Description of the task:
Swap "legend-label" for "key-label" in the items from the line with "legend-label: PCL (505, 359, 605, 419)" up to and including the line with "x-tick-label: 50 (1035, 1460, 1096, 1527)". Give back only those lines, with everything else left the same.

Stored records:
— begin —
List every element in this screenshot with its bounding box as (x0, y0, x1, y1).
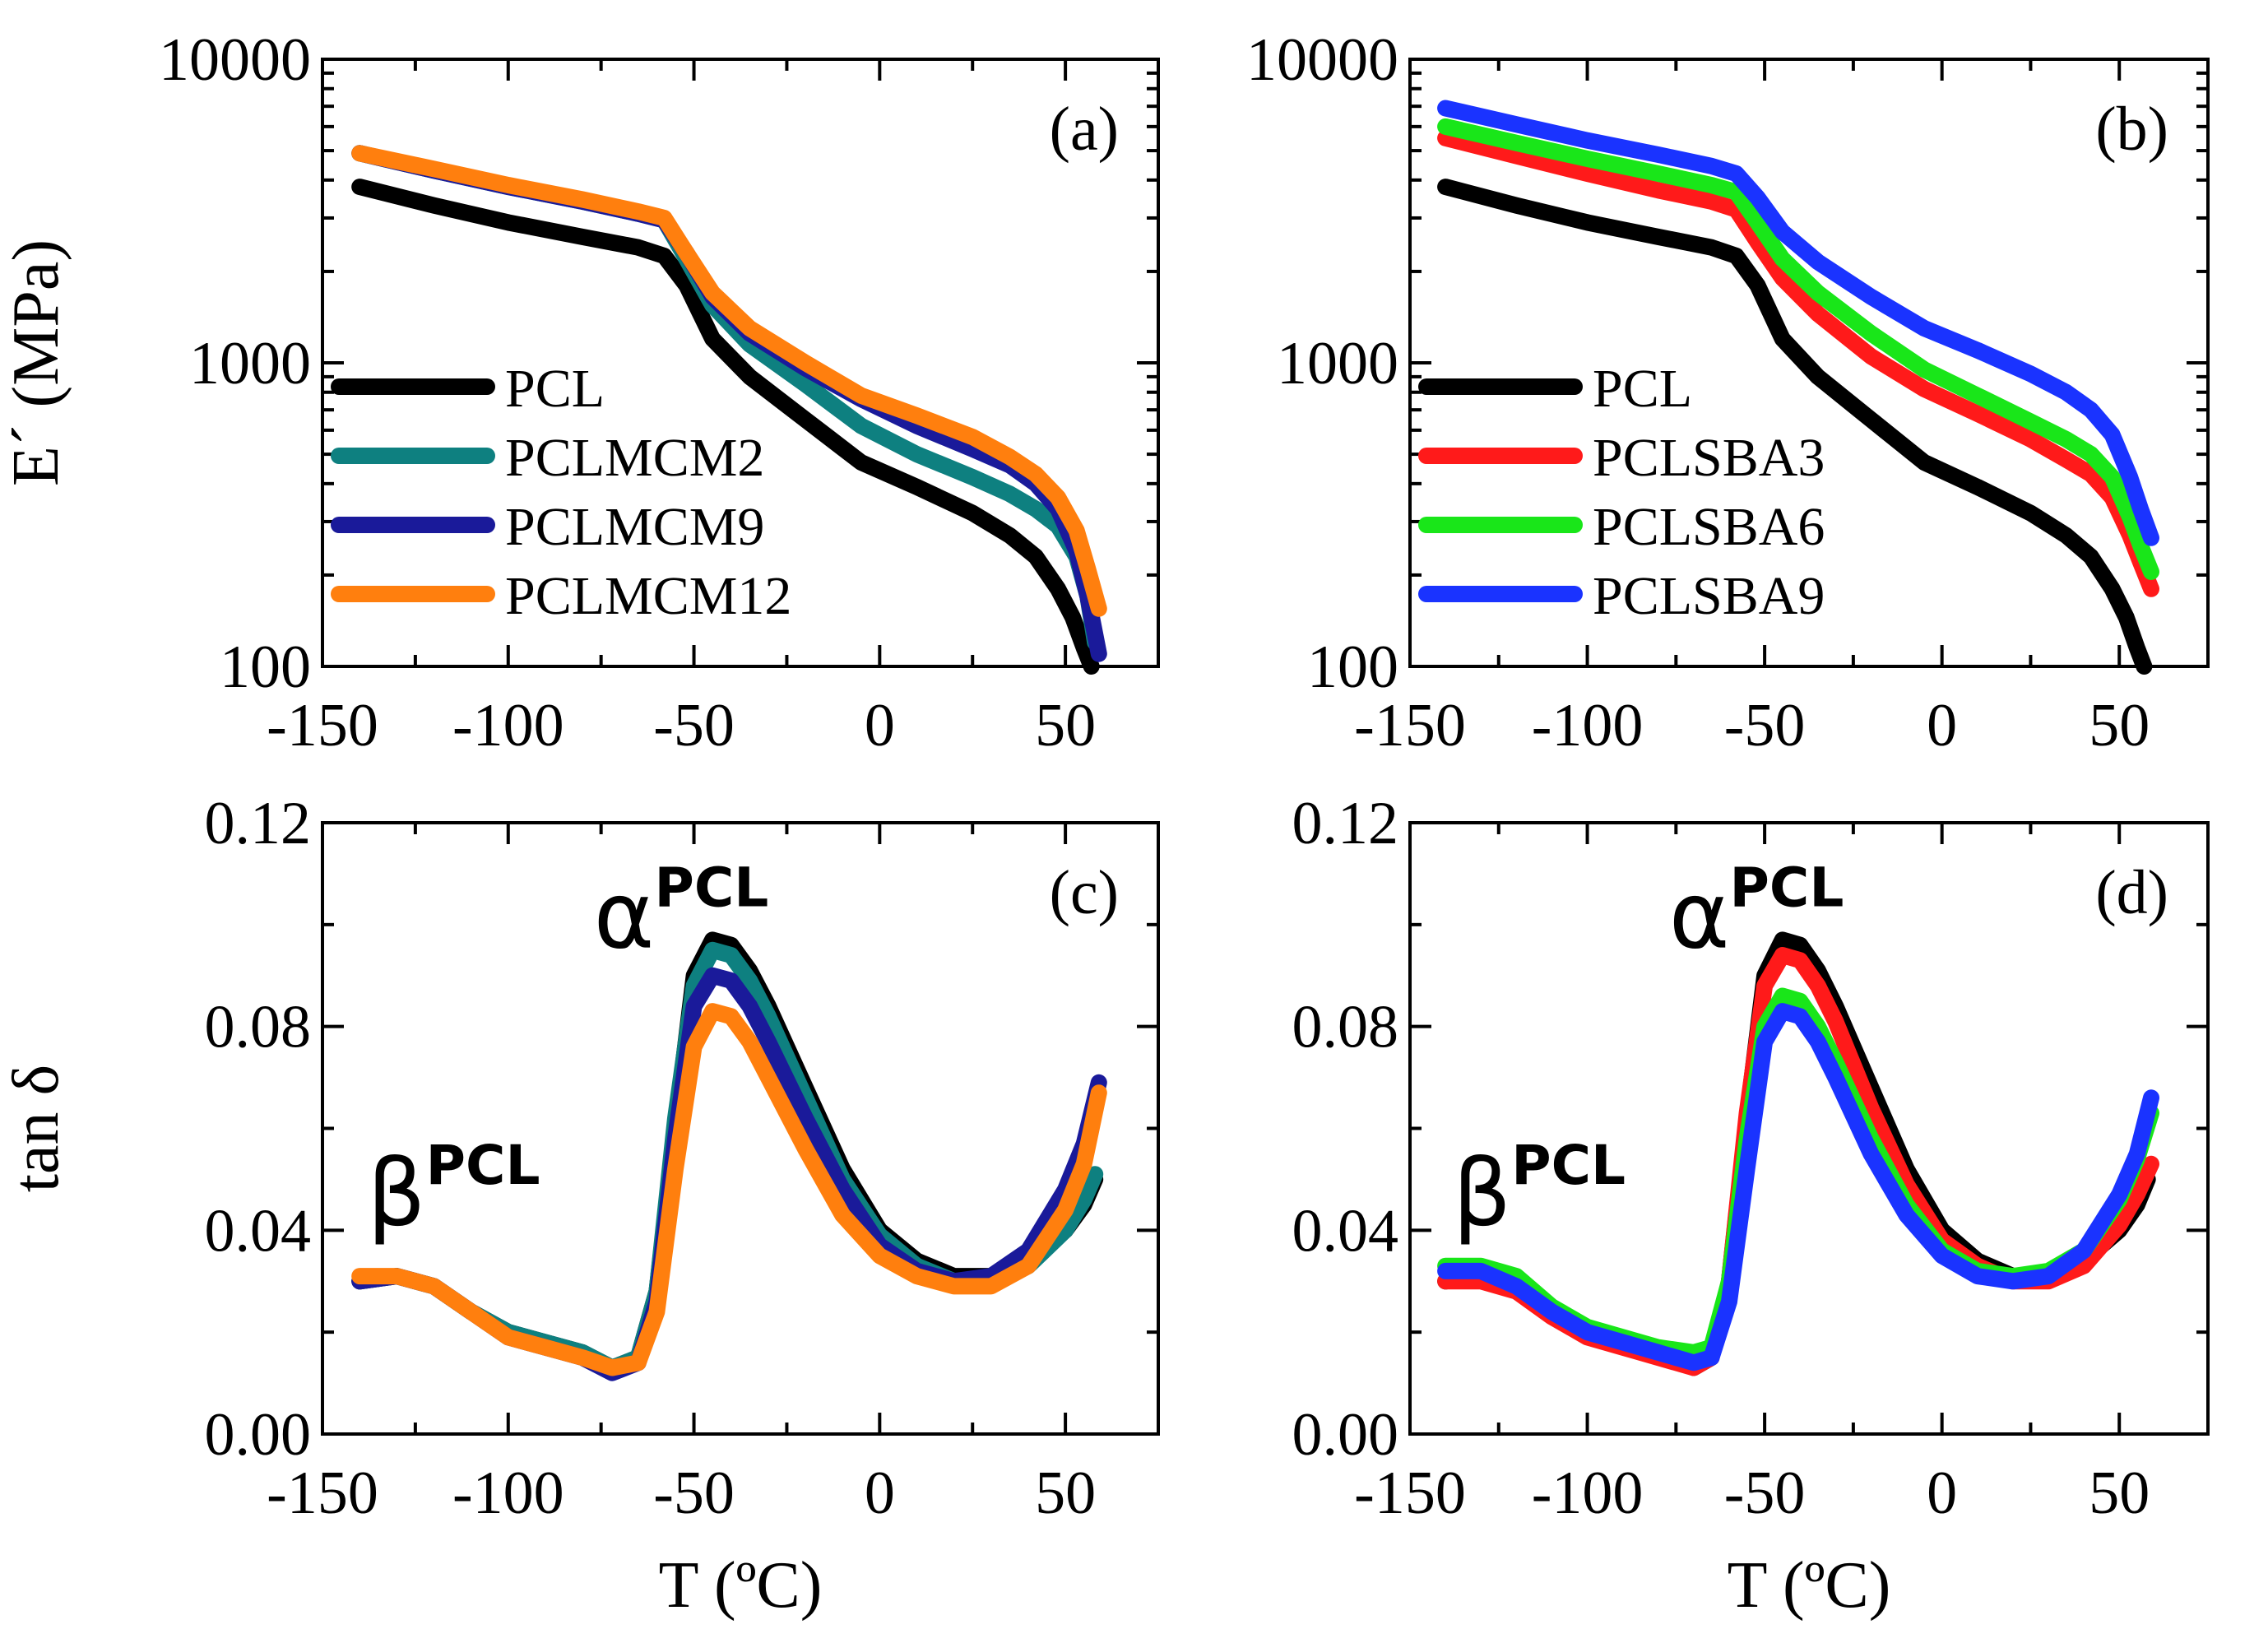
legend-label: PCL (505, 359, 605, 419)
annotation-superscript: PCL (426, 1134, 540, 1197)
y-tick-label: 100 (1307, 634, 1398, 701)
x-tick-label: -150 (267, 692, 378, 759)
series-line-b-pclsba3 (1437, 129, 2159, 597)
x-tick-label: 50 (2089, 1460, 2150, 1527)
legend-label: PCLMCM2 (505, 428, 764, 488)
series-line-c-pclmcm12 (351, 1003, 1107, 1376)
series-line-b-pclsba9 (1437, 100, 2159, 546)
y-tick-label: 0.00 (205, 1401, 312, 1469)
annotation-alpha: αPCL (1669, 856, 1844, 970)
x-tick-label: 50 (1035, 692, 1096, 759)
y-tick-label: 0.08 (205, 994, 312, 1061)
legend-label: PCLMCM12 (505, 566, 791, 626)
legend-label: PCLMCM9 (505, 497, 764, 557)
x-tick-label: 0 (1927, 1460, 1957, 1527)
panel-label-c: (c) (1050, 858, 1119, 927)
panel-label-a: (a) (1050, 95, 1119, 164)
x-tick-label: -100 (1532, 692, 1644, 759)
y-tick-label: 100 (220, 634, 311, 701)
x-tick-label: -100 (452, 692, 564, 759)
x-tick-label: -50 (1724, 1460, 1806, 1527)
annotation-superscript: PCL (654, 856, 768, 920)
y-tick-label: 0.00 (1292, 1401, 1399, 1469)
x-tick-label: -50 (1724, 692, 1806, 759)
annotation-superscript: PCL (1730, 856, 1844, 920)
x-tick-label: 0 (865, 1460, 895, 1527)
x-tick-label: 50 (1035, 1460, 1096, 1527)
legend-label: PCL (1593, 359, 1692, 419)
panel-d: -150 -100 -50 0 50 0.00 0.04 0.08 0.12 (d) T (ºC) β… (1292, 790, 2210, 1622)
x-tick-label: -50 (653, 1460, 735, 1527)
legend-label: PCLSBA6 (1593, 497, 1825, 557)
series-line-b-pclsba6 (1437, 118, 2159, 580)
y-axis-title: E´ (MPa) (0, 239, 72, 486)
y-tick-label: 0.04 (1292, 1197, 1399, 1265)
series-line-d-pclsba9 (1437, 1003, 2159, 1371)
legend-label: PCLSBA3 (1593, 428, 1825, 488)
x-tick-label: -100 (452, 1460, 564, 1527)
x-tick-label: -100 (1532, 1460, 1644, 1527)
annotation-symbol: β (1453, 1140, 1511, 1247)
x-tick-label: -150 (1354, 692, 1466, 759)
x-axis-title: T (ºC) (659, 1549, 823, 1622)
y-tick-label: 0.08 (1292, 994, 1399, 1061)
panel-c: -150 -100 -50 0 50 0.00 0.04 0.08 0.12 (c) tan δ T … (0, 790, 1160, 1622)
panel-b: -150 -100 -50 0 50 100 1000 10000 (b) PCL PCLSBA3 P… (1246, 26, 2210, 759)
annotation-beta: βPCL (1453, 1134, 1626, 1247)
annotation-superscript: PCL (1511, 1134, 1626, 1197)
x-tick-label: 0 (1927, 692, 1957, 759)
x-tick-label: -150 (1354, 1460, 1466, 1527)
y-tick-label: 0.12 (1292, 790, 1399, 857)
annotation-symbol: β (367, 1140, 425, 1247)
x-axis-title: T (ºC) (1728, 1549, 1891, 1622)
annotation-symbol: α (594, 863, 655, 970)
y-tick-label: 0.04 (205, 1197, 312, 1265)
x-tick-label: -50 (653, 692, 735, 759)
series-line-a-pclmcm12 (351, 145, 1107, 617)
y-tick-label: 0.12 (205, 790, 312, 857)
y-tick-label: 1000 (1277, 330, 1398, 397)
panel-a: -150 -100 -50 0 50 100 1000 10000 (a) E´ (MPa) PCL… (0, 26, 1160, 759)
panel-label-d: (d) (2095, 858, 2168, 927)
annotation-alpha: αPCL (594, 856, 769, 970)
x-tick-label: 0 (865, 692, 895, 759)
y-tick-label: 10000 (159, 26, 311, 94)
series-line-b-pcl (1437, 179, 2153, 675)
annotation-beta: βPCL (367, 1134, 540, 1247)
y-tick-label: 1000 (189, 330, 311, 397)
annotation-symbol: α (1669, 863, 1730, 970)
x-tick-label: -150 (267, 1460, 378, 1527)
series-line-a-pcl (351, 179, 1100, 675)
y-tick-label: 10000 (1246, 26, 1398, 94)
panel-label-b: (b) (2095, 95, 2168, 164)
x-tick-label: 50 (2089, 692, 2150, 759)
legend-label: PCLSBA9 (1593, 566, 1825, 626)
y-axis-title: tan δ (0, 1065, 72, 1192)
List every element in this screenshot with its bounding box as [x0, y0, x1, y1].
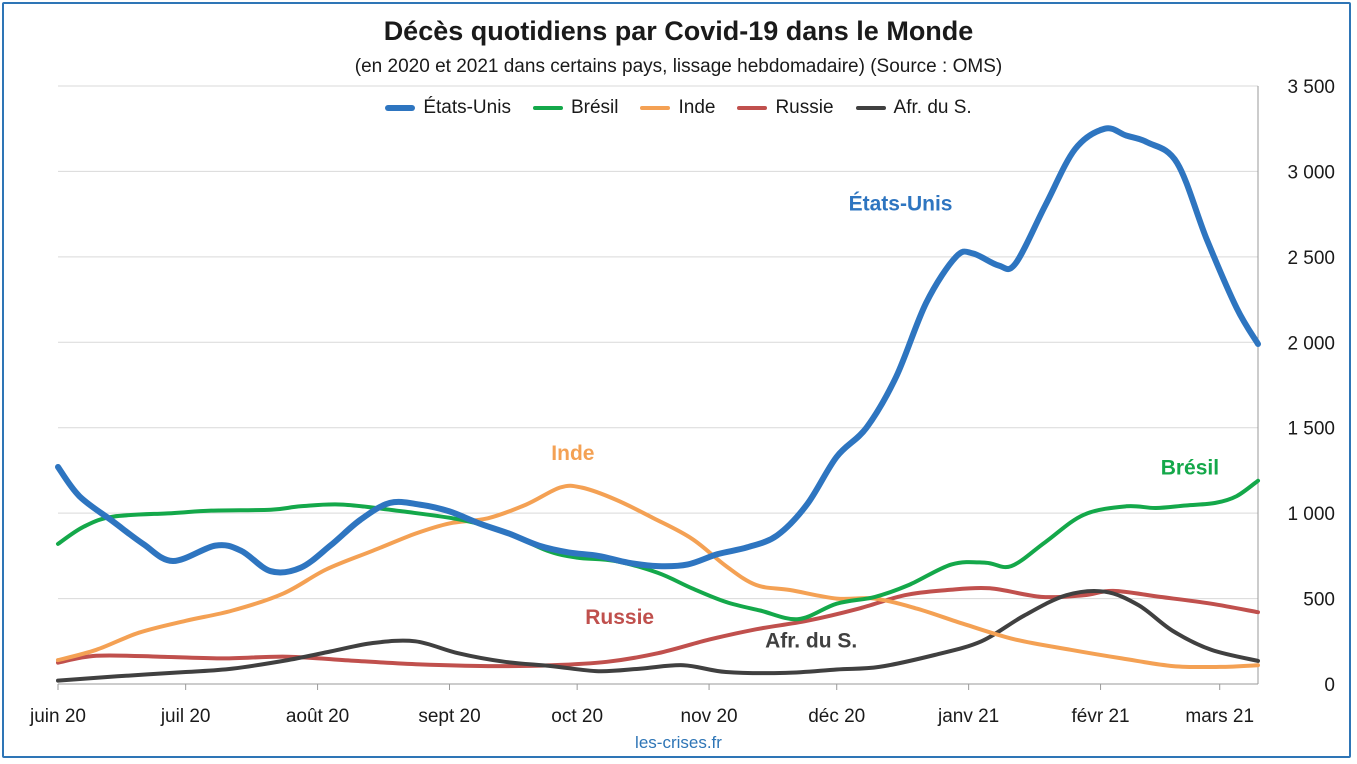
— end —
Output for this task:
key-label: PCL (505, 359, 605, 419)
annotation-superscript: PCL (426, 1134, 540, 1197)
y-tick-label: 100 (1307, 634, 1398, 701)
x-tick-label: -150 (267, 692, 378, 759)
series-line-b-pclsba3 (1437, 129, 2159, 597)
x-tick-label: 50 (2089, 1460, 2150, 1527)
key-label: PCLMCM2 (505, 428, 764, 488)
series-line-c-pclmcm12 (351, 1003, 1107, 1376)
series-line-b-pclsba9 (1437, 100, 2159, 546)
y-tick-label: 0.00 (205, 1401, 312, 1469)
annotation-alpha: αPCL (1669, 856, 1844, 970)
x-tick-label: 50 (1035, 692, 1096, 759)
y-tick-label: 0.08 (205, 994, 312, 1061)
key-label: PCLMCM12 (505, 566, 791, 626)
key-label: PCLMCM9 (505, 497, 764, 557)
x-tick-label: 0 (1927, 1460, 1957, 1527)
panel-label-c: (c) (1050, 858, 1119, 927)
panel-label-a: (a) (1050, 95, 1119, 164)
x-tick-label: -100 (1532, 692, 1644, 759)
y-tick-label: 100 (220, 634, 311, 701)
x-tick-label: -100 (452, 692, 564, 759)
x-tick-label: -50 (1724, 1460, 1806, 1527)
annotation-superscript: PCL (654, 856, 768, 920)
y-tick-label: 0.00 (1292, 1401, 1399, 1469)
x-tick-label: -50 (1724, 692, 1806, 759)
annotation-superscript: PCL (1730, 856, 1844, 920)
x-tick-label: 0 (865, 1460, 895, 1527)
x-tick-label: 50 (1035, 1460, 1096, 1527)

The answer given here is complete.